• **PROBLEM DETAILS**:
All that is needed is the listing, given back exactly.

*** Opening of GIVEN RECORDS ***

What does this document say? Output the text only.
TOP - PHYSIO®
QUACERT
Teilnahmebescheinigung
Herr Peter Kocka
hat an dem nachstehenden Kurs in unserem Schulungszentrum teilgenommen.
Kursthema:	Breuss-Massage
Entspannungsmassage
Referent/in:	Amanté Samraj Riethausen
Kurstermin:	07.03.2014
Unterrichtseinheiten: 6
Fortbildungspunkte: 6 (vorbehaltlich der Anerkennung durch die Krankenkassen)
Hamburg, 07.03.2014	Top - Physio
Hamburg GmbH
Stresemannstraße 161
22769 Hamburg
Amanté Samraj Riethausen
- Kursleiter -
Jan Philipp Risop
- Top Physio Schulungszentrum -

*** Close of GIVEN RECORDS ***

• **FINAL ANSWER**:
What does this document say? Output the text only.
TOP - PHYSIO®
QUACERT
Teilnahmebescheinigung
Herr Peter Kocka
hat an dem nachstehenden Kurs in unserem Schulungszentrum teilgenommen.
Kursthema:	Breuss-Massage
Entspannungsmassage
Referent/in:	Amanté Samraj Riethausen
Kurstermin:	07.03.2014
Unterrichtseinheiten: 6
Fortbildungspunkte: 6 (vorbehaltlich der Anerkennung durch die Krankenkassen)
Hamburg, 07.03.2014	Top - Physio
Hamburg GmbH
Stresemannstraße 161
22769 Hamburg
Amanté Samraj Riethausen
- Kursleiter -
Jan Philipp Risop
- Top Physio Schulungszentrum -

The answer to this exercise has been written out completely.